--- Start ---

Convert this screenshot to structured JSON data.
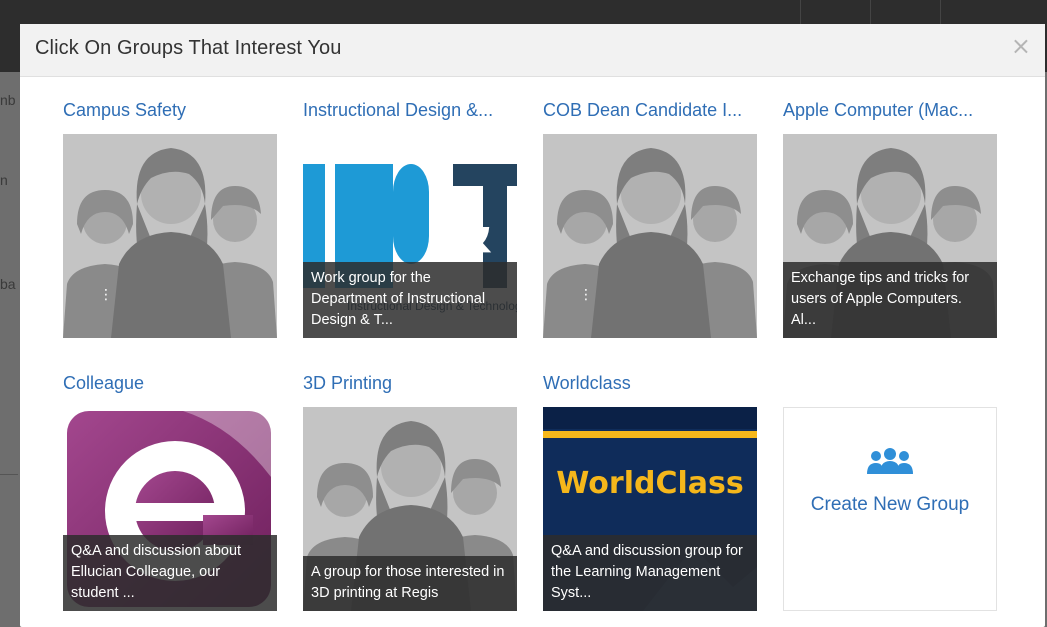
{
  "modal": {
    "title": "Click On Groups That Interest You",
    "close_glyph": "×"
  },
  "background": {
    "fragments": [
      "nb",
      "n",
      "ba"
    ]
  },
  "groups": [
    {
      "title": "Campus Safety",
      "image": "default-group-avatar",
      "description": ""
    },
    {
      "title": "Instructional Design &...",
      "image": "idt-logo",
      "logo_text": "ID&T",
      "logo_sub": "Instructional Design & Technology",
      "description": "Work group for the Department of Instructional Design & T..."
    },
    {
      "title": "COB Dean Candidate I...",
      "image": "default-group-avatar",
      "description": ""
    },
    {
      "title": "Apple Computer (Mac...",
      "image": "default-group-avatar",
      "description": "Exchange tips and tricks for users of Apple Computers. Al..."
    },
    {
      "title": "Colleague",
      "image": "colleague-logo",
      "logo_text": "e",
      "description": "Q&A and discussion about Ellucian Colleague, our student ..."
    },
    {
      "title": "3D Printing",
      "image": "default-group-avatar",
      "description": "A group for those interested in 3D printing at Regis"
    },
    {
      "title": "Worldclass",
      "image": "worldclass-logo",
      "logo_text": "WorldClass",
      "description": "Q&A and discussion group for the Learning Management Syst..."
    }
  ],
  "create_group": {
    "label": "Create New Group",
    "icon": "users-group-icon"
  },
  "colors": {
    "link_blue": "#2f6eb5",
    "overlay": "#2d2d2d",
    "idt_blue": "#1e9ad6",
    "idt_navy": "#24445f",
    "worldclass_navy": "#0f2c5a",
    "worldclass_gold": "#f5b71b",
    "colleague_purple": "#8b2d74"
  }
}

--- End ---

**WHAT THIS TASK INVOLVES**
Copy all the data exactly as written, but skip any picture.

**RESULT**
Convert this screenshot to structured JSON data.
{
  "modal": {
    "title": "Click On Groups That Interest You",
    "close_glyph": "×"
  },
  "background": {
    "fragments": [
      "nb",
      "n",
      "ba"
    ]
  },
  "groups": [
    {
      "title": "Campus Safety",
      "image": "default-group-avatar",
      "description": ""
    },
    {
      "title": "Instructional Design &...",
      "image": "idt-logo",
      "logo_text": "ID&T",
      "logo_sub": "Instructional Design & Technology",
      "description": "Work group for the Department of Instructional Design & T..."
    },
    {
      "title": "COB Dean Candidate I...",
      "image": "default-group-avatar",
      "description": ""
    },
    {
      "title": "Apple Computer (Mac...",
      "image": "default-group-avatar",
      "description": "Exchange tips and tricks for users of Apple Computers. Al..."
    },
    {
      "title": "Colleague",
      "image": "colleague-logo",
      "logo_text": "e",
      "description": "Q&A and discussion about Ellucian Colleague, our student ..."
    },
    {
      "title": "3D Printing",
      "image": "default-group-avatar",
      "description": "A group for those interested in 3D printing at Regis"
    },
    {
      "title": "Worldclass",
      "image": "worldclass-logo",
      "logo_text": "WorldClass",
      "description": "Q&A and discussion group for the Learning Management Syst..."
    }
  ],
  "create_group": {
    "label": "Create New Group",
    "icon": "users-group-icon"
  },
  "colors": {
    "link_blue": "#2f6eb5",
    "overlay": "#2d2d2d",
    "idt_blue": "#1e9ad6",
    "idt_navy": "#24445f",
    "worldclass_navy": "#0f2c5a",
    "worldclass_gold": "#f5b71b",
    "colleague_purple": "#8b2d74"
  }
}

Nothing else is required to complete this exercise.